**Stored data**

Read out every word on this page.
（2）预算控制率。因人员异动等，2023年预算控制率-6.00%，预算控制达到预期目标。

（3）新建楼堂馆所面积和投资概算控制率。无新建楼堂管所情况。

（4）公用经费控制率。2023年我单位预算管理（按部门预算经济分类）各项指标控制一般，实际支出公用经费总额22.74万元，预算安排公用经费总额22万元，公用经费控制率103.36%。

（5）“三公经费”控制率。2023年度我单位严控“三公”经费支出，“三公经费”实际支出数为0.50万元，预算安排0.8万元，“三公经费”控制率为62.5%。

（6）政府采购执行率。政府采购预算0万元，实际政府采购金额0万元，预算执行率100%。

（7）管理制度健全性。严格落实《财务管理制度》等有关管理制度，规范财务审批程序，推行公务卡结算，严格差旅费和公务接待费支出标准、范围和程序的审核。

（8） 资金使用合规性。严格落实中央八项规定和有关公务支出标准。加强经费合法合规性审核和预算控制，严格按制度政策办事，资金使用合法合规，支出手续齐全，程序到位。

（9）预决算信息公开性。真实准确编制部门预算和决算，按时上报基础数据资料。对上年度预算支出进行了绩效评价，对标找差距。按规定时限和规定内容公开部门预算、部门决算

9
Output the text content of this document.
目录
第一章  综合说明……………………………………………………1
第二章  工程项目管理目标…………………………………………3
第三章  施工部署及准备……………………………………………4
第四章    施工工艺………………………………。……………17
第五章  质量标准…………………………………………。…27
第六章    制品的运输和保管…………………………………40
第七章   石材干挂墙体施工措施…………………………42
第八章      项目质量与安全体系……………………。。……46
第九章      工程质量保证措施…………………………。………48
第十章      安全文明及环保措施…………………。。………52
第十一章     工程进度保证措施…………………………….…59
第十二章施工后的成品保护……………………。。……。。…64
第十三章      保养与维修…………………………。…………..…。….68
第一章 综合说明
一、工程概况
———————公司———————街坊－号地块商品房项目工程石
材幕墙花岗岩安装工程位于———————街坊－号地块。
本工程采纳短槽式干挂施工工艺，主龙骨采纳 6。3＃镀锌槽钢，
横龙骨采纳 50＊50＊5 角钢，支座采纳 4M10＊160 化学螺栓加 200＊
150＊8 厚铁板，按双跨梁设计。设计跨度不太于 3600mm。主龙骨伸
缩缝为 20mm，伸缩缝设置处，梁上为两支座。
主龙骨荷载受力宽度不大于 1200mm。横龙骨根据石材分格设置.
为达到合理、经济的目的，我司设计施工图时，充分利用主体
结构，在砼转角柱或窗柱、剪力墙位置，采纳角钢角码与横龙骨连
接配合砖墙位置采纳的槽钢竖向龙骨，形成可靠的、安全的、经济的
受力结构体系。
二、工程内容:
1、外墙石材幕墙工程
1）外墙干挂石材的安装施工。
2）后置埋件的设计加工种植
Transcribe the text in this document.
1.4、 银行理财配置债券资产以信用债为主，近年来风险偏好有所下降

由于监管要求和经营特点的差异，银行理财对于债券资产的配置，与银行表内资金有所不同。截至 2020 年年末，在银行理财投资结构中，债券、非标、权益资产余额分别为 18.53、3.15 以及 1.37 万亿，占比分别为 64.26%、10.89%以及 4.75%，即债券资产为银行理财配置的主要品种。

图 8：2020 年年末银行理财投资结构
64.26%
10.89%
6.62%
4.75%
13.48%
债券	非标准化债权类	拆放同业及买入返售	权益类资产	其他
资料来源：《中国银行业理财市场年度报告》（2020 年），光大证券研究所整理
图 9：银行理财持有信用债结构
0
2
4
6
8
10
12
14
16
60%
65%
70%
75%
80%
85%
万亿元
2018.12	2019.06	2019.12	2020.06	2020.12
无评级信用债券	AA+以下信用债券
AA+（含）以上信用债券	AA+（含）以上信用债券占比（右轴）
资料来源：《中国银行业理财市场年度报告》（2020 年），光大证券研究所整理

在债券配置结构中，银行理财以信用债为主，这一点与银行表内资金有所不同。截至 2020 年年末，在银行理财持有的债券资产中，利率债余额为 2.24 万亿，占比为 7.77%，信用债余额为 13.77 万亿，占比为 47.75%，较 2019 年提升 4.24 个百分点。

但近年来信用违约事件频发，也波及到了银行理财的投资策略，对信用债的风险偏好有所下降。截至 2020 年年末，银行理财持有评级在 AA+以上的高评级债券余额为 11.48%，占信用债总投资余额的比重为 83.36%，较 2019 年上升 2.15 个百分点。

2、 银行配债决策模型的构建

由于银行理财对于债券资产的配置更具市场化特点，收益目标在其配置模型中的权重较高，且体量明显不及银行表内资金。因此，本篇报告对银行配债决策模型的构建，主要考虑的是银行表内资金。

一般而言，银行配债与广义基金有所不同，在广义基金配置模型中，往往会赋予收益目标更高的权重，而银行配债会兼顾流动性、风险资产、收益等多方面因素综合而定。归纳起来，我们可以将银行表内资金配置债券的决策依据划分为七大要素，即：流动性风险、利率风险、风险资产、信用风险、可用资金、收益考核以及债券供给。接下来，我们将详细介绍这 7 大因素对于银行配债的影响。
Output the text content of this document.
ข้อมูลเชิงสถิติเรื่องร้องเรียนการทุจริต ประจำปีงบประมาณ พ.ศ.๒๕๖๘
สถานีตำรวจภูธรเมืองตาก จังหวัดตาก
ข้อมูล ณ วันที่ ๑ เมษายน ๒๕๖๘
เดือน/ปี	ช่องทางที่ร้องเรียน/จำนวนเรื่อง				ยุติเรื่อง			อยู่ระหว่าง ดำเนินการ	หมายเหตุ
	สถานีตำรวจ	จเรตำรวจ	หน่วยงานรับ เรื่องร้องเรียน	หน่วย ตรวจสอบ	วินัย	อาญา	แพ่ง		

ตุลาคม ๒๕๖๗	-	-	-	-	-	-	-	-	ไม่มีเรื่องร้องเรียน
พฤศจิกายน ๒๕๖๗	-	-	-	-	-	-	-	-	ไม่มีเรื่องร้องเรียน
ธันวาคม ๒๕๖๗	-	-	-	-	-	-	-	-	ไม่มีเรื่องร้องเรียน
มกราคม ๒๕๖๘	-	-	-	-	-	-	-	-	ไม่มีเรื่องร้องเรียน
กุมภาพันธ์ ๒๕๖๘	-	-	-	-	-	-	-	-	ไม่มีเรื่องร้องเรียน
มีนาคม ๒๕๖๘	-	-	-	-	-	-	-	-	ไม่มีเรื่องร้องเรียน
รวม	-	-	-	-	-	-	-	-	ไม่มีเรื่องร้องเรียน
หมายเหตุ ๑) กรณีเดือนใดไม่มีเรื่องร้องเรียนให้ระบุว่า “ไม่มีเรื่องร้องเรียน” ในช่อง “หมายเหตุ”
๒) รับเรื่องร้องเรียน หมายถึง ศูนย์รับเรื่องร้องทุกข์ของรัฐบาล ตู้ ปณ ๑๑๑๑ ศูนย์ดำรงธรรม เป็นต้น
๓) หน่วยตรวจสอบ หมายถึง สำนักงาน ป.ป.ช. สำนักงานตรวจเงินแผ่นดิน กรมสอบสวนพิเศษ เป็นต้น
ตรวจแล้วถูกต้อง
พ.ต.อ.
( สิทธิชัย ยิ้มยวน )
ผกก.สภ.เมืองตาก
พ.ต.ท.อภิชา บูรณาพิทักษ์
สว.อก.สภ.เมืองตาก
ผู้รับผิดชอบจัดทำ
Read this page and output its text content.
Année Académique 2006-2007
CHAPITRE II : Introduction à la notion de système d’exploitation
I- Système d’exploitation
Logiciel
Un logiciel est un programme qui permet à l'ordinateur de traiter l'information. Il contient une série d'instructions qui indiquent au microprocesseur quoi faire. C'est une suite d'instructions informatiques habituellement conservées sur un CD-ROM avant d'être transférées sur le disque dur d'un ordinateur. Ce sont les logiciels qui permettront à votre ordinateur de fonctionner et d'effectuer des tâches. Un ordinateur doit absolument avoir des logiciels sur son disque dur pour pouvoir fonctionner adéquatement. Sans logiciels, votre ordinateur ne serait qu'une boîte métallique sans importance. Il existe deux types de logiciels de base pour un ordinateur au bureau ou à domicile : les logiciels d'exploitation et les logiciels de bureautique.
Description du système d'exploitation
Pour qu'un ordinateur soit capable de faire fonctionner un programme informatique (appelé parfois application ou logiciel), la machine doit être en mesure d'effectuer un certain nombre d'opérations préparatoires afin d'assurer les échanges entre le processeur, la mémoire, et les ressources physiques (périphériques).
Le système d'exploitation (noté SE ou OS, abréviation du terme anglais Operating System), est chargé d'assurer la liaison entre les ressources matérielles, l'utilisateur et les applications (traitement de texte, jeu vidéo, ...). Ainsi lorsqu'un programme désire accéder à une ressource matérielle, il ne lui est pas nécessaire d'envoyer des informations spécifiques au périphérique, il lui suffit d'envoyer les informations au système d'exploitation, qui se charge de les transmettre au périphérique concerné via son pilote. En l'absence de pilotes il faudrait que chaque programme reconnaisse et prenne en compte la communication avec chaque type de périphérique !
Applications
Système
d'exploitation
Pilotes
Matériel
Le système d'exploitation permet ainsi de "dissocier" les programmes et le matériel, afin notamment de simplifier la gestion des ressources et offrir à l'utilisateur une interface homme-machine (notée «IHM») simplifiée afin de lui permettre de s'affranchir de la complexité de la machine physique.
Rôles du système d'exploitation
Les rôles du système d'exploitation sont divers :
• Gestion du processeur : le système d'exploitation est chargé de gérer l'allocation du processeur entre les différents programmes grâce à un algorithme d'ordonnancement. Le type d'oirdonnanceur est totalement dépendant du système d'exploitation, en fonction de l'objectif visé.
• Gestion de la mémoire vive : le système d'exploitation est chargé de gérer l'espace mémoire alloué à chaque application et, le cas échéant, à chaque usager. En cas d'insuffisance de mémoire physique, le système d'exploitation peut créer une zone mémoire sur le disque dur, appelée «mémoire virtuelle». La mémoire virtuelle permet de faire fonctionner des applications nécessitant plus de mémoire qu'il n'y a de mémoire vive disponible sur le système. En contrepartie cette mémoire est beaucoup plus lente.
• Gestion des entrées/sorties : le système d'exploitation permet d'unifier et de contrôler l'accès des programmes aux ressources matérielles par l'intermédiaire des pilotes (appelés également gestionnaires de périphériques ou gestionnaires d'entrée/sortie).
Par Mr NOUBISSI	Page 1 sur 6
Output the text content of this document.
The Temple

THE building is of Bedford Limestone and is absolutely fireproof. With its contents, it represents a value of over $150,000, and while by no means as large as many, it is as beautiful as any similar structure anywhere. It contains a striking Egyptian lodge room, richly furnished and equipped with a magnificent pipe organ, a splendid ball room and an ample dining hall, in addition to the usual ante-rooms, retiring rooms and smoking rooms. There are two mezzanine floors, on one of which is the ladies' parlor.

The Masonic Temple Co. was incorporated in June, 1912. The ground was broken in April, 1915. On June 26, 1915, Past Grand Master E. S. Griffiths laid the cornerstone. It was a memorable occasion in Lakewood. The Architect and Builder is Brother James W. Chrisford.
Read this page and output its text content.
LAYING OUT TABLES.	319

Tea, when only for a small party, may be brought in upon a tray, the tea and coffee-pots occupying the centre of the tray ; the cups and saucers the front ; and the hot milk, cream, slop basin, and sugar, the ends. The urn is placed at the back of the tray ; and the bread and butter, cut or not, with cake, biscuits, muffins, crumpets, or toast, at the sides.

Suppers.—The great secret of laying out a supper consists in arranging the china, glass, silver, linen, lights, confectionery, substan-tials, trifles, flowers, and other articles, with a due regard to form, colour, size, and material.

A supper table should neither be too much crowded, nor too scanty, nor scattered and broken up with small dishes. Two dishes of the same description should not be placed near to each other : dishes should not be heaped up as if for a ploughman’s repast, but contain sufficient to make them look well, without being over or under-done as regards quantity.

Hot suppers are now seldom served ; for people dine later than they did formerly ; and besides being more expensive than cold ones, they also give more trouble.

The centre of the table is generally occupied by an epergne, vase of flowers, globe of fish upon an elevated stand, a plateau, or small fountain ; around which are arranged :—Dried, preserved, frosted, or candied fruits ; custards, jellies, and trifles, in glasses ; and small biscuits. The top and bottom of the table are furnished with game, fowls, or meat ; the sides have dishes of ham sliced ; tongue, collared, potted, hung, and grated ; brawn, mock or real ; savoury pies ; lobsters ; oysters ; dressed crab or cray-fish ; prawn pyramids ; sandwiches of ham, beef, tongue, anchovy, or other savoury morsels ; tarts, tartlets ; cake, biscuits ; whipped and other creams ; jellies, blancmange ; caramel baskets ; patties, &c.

**OBJECTIVE**
Identify the lines in the entries that hold "faire" and return each one.

**RESPONSE TO THE EXERCISE**
Un logiciel est un programme qui permet à l'ordinateur de traiter l'information. Il contient une série d'instructions qui indiquent au microprocesseur quoi faire. C'est une suite d'instructions informatiques habituellement conservées sur un CD-ROM avant d'être transférées sur le disque dur d'un ordinateur. Ce sont les logiciels qui permettront à votre ordinateur de fonctionner et d'effectuer des tâches. Un ordinateur doit absolument avoir des logiciels sur son disque dur pour pouvoir fonctionner adéquatement. Sans logiciels, votre ordinateur ne serait qu'une boîte métallique sans importance. Il existe deux types de logiciels de base pour un ordinateur au bureau ou à domicile : les logiciels d'exploitation et les logiciels de bureautique.
Pour qu'un ordinateur soit capable de faire fonctionner un programme informatique (appelé parfois application ou logiciel), la machine doit être en mesure d'effectuer un certain nombre d'opérations préparatoires afin d'assurer les échanges entre le processeur, la mémoire, et les ressources physiques (périphériques).
• Gestion de la mémoire vive : le système d'exploitation est chargé de gérer l'espace mémoire alloué à chaque application et, le cas échéant, à chaque usager. En cas d'insuffisance de mémoire physique, le système d'exploitation peut créer une zone mémoire sur le disque dur, appelée «mémoire virtuelle». La mémoire virtuelle permet de faire fonctionner des applications nécessitant plus de mémoire qu'il n'y a de mémoire vive disponible sur le système. En contrepartie cette mémoire est beaucoup plus lente.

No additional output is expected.